Problem details
Transcribe the data in full and exactly, omitting any pictures.

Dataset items
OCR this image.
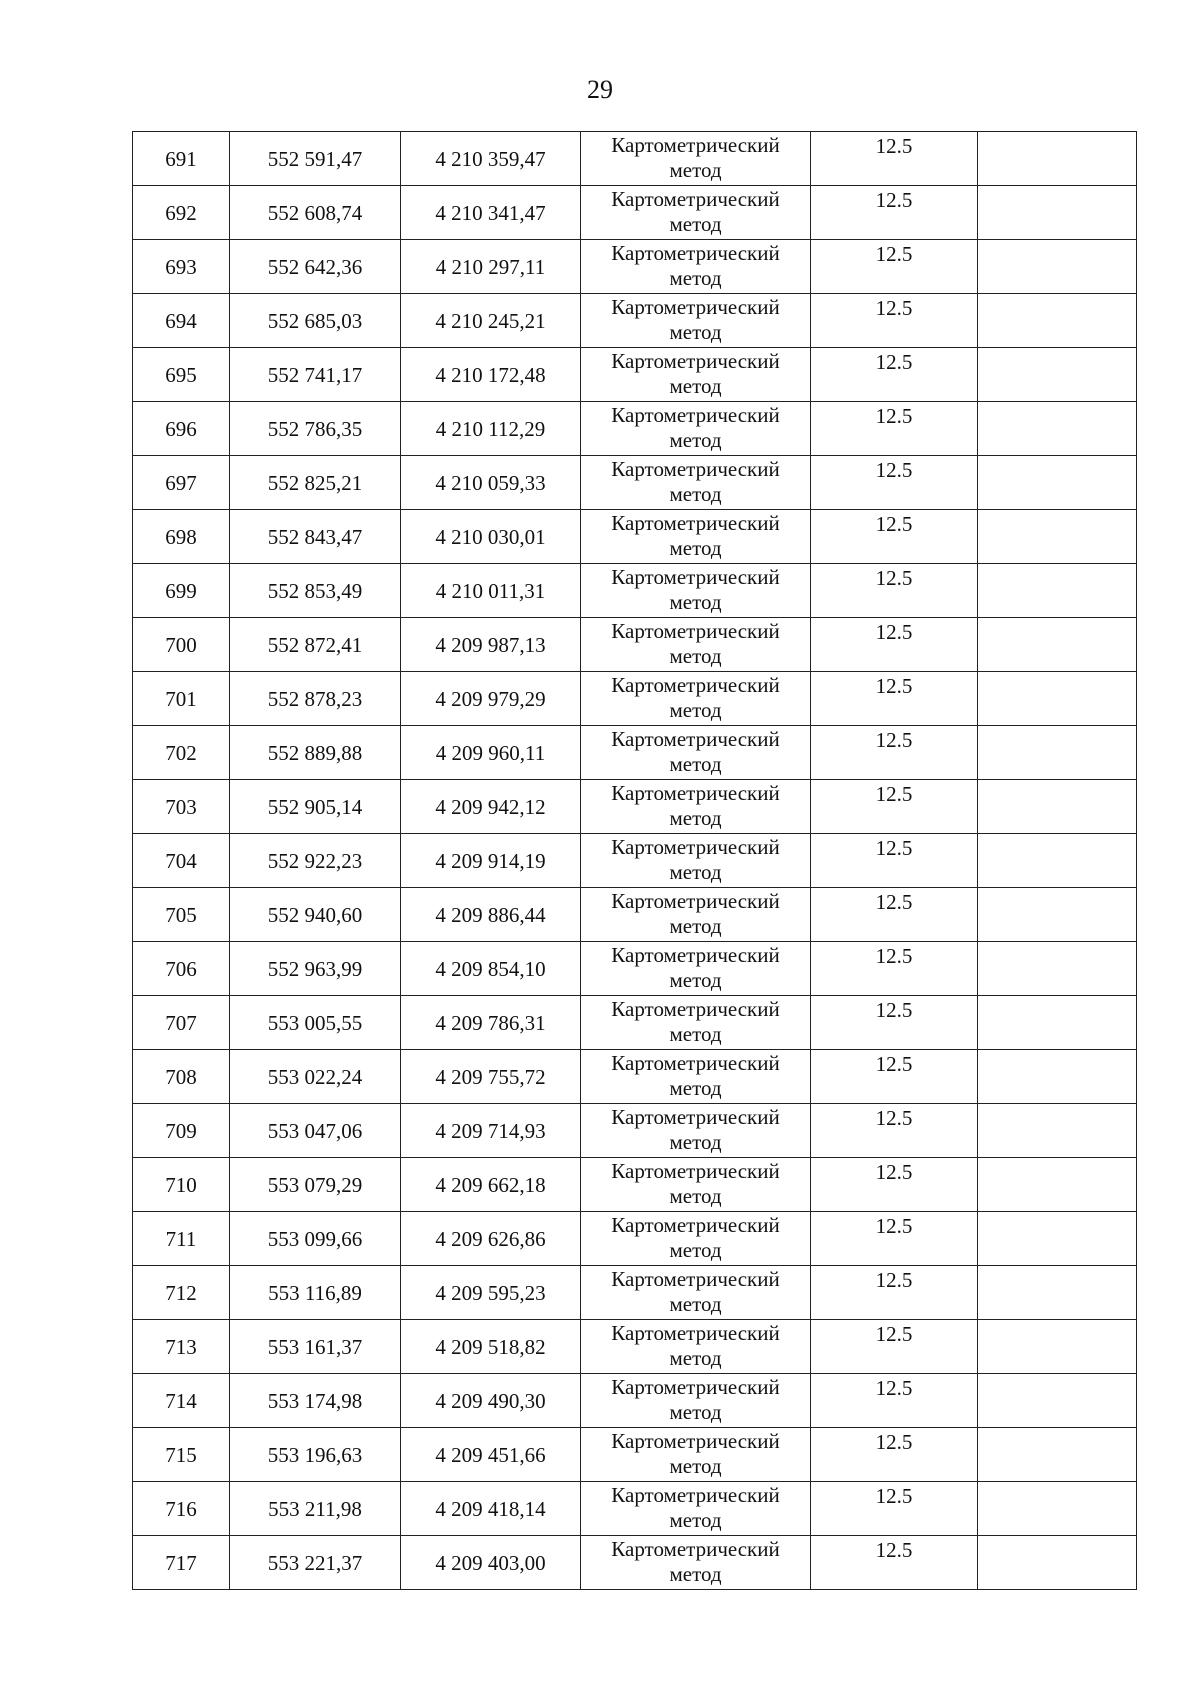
29
691	552 591,47	4 210 359,47	Картометрический
метод	12.5	
692	552 608,74	4 210 341,47	Картометрический
метод	12.5	
693	552 642,36	4 210 297,11	Картометрический
метод	12.5	
694	552 685,03	4 210 245,21	Картометрический
метод	12.5	
695	552 741,17	4 210 172,48	Картометрический
метод	12.5	
696	552 786,35	4 210 112,29	Картометрический
метод	12.5	
697	552 825,21	4 210 059,33	Картометрический
метод	12.5	
698	552 843,47	4 210 030,01	Картометрический
метод	12.5	
699	552 853,49	4 210 011,31	Картометрический
метод	12.5	
700	552 872,41	4 209 987,13	Картометрический
метод	12.5	
701	552 878,23	4 209 979,29	Картометрический
метод	12.5	
702	552 889,88	4 209 960,11	Картометрический
метод	12.5	
703	552 905,14	4 209 942,12	Картометрический
метод	12.5	
704	552 922,23	4 209 914,19	Картометрический
метод	12.5	
705	552 940,60	4 209 886,44	Картометрический
метод	12.5	
706	552 963,99	4 209 854,10	Картометрический
метод	12.5	
707	553 005,55	4 209 786,31	Картометрический
метод	12.5	
708	553 022,24	4 209 755,72	Картометрический
метод	12.5	
709	553 047,06	4 209 714,93	Картометрический
метод	12.5	
710	553 079,29	4 209 662,18	Картометрический
метод	12.5	
711	553 099,66	4 209 626,86	Картометрический
метод	12.5	
712	553 116,89	4 209 595,23	Картометрический
метод	12.5	
713	553 161,37	4 209 518,82	Картометрический
метод	12.5	
714	553 174,98	4 209 490,30	Картометрический
метод	12.5	
715	553 196,63	4 209 451,66	Картометрический
метод	12.5	
716	553 211,98	4 209 418,14	Картометрический
метод	12.5	
717	553 221,37	4 209 403,00	Картометрический
метод	12.5	
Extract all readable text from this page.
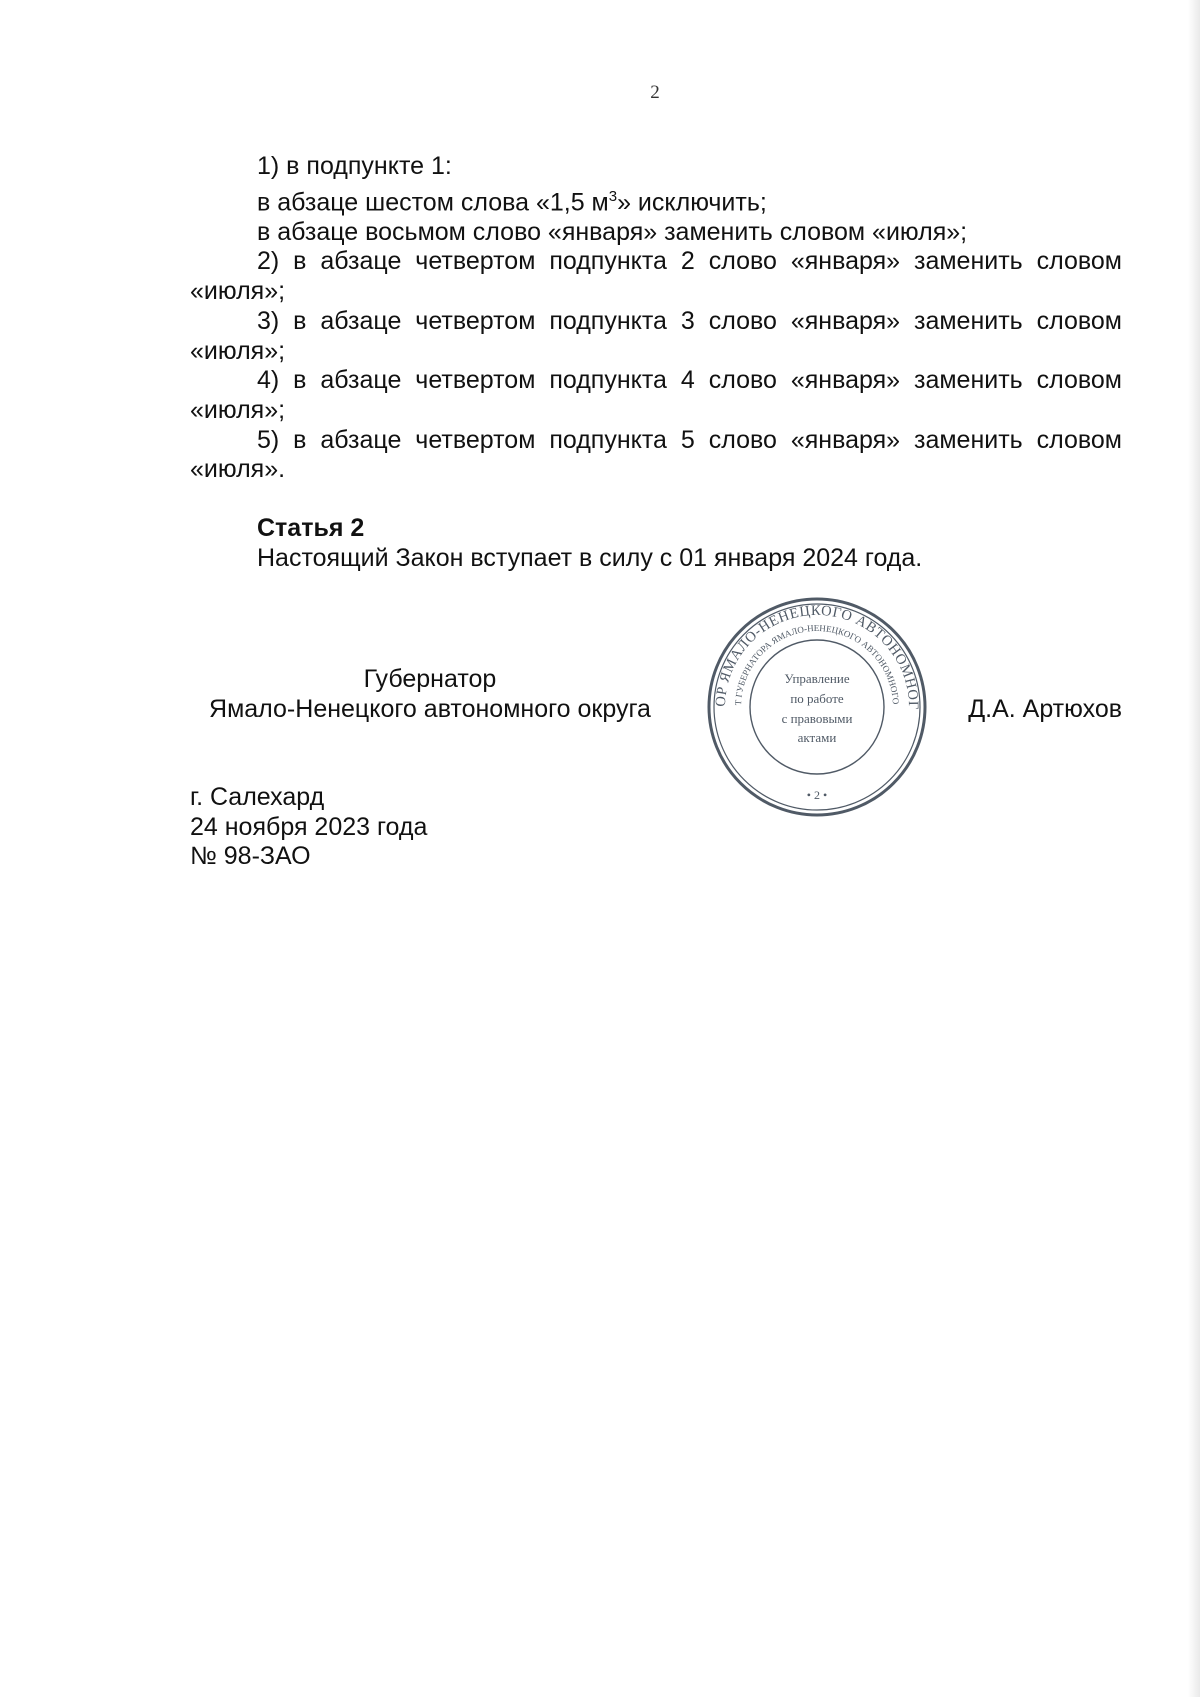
2

1) в подпункте 1:

в абзаце шестом слова «1,5 $м^3$» исключить;

в абзаце восьмом слово «января» заменить словом «июля»;

2) в абзаце четвертом подпункта 2 слово «января» заменить словом «июля»;

3) в абзаце четвертом подпункта 3 слово «января» заменить словом «июля»;

4) в абзаце четвертом подпункта 4 слово «января» заменить словом «июля»;

5) в абзаце четвертом подпункта 5 слово «января» заменить словом «июля».

Статья 2

Настоящий Закон вступает в силу с 01 января 2024 года.

Губернатор
Ямало-Ненецкого автономного округа	Д.А. Артюхов
ОР ЯМАЛО-НЕНЕЦКОГО АВТОНОМНОГ
Т ГУБЕРНАТОРА ЯМАЛО-НЕНЕЦКОГО АВТОНОМНОГО
Управление
по работе
с правовыми
актами
• 2 •
г. Салехард
24 ноября 2023 года
№ 98-ЗАО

Response to the exercise
OCR this image.
29
691	552 591,47	4 210 359,47	Картометрический
метод	12.5	
692	552 608,74	4 210 341,47	Картометрический
метод	12.5	
693	552 642,36	4 210 297,11	Картометрический
метод	12.5	
694	552 685,03	4 210 245,21	Картометрический
метод	12.5	
695	552 741,17	4 210 172,48	Картометрический
метод	12.5	
696	552 786,35	4 210 112,29	Картометрический
метод	12.5	
697	552 825,21	4 210 059,33	Картометрический
метод	12.5	
698	552 843,47	4 210 030,01	Картометрический
метод	12.5	
699	552 853,49	4 210 011,31	Картометрический
метод	12.5	
700	552 872,41	4 209 987,13	Картометрический
метод	12.5	
701	552 878,23	4 209 979,29	Картометрический
метод	12.5	
702	552 889,88	4 209 960,11	Картометрический
метод	12.5	
703	552 905,14	4 209 942,12	Картометрический
метод	12.5	
704	552 922,23	4 209 914,19	Картометрический
метод	12.5	
705	552 940,60	4 209 886,44	Картометрический
метод	12.5	
706	552 963,99	4 209 854,10	Картометрический
метод	12.5	
707	553 005,55	4 209 786,31	Картометрический
метод	12.5	
708	553 022,24	4 209 755,72	Картометрический
метод	12.5	
709	553 047,06	4 209 714,93	Картометрический
метод	12.5	
710	553 079,29	4 209 662,18	Картометрический
метод	12.5	
711	553 099,66	4 209 626,86	Картометрический
метод	12.5	
712	553 116,89	4 209 595,23	Картометрический
метод	12.5	
713	553 161,37	4 209 518,82	Картометрический
метод	12.5	
714	553 174,98	4 209 490,30	Картометрический
метод	12.5	
715	553 196,63	4 209 451,66	Картометрический
метод	12.5	
716	553 211,98	4 209 418,14	Картометрический
метод	12.5	
717	553 221,37	4 209 403,00	Картометрический
метод	12.5	
Extract all readable text from this page.
2

1) в подпункте 1:

в абзаце шестом слова «1,5 $м^3$» исключить;

в абзаце восьмом слово «января» заменить словом «июля»;

2) в абзаце четвертом подпункта 2 слово «января» заменить словом «июля»;

3) в абзаце четвертом подпункта 3 слово «января» заменить словом «июля»;

4) в абзаце четвертом подпункта 4 слово «января» заменить словом «июля»;

5) в абзаце четвертом подпункта 5 слово «января» заменить словом «июля».

Статья 2

Настоящий Закон вступает в силу с 01 января 2024 года.

Губернатор
Ямало-Ненецкого автономного округа	Д.А. Артюхов
ОР ЯМАЛО-НЕНЕЦКОГО АВТОНОМНОГ
Т ГУБЕРНАТОРА ЯМАЛО-НЕНЕЦКОГО АВТОНОМНОГО
Управление
по работе
с правовыми
актами
• 2 •
г. Салехард
24 ноября 2023 года
№ 98-ЗАО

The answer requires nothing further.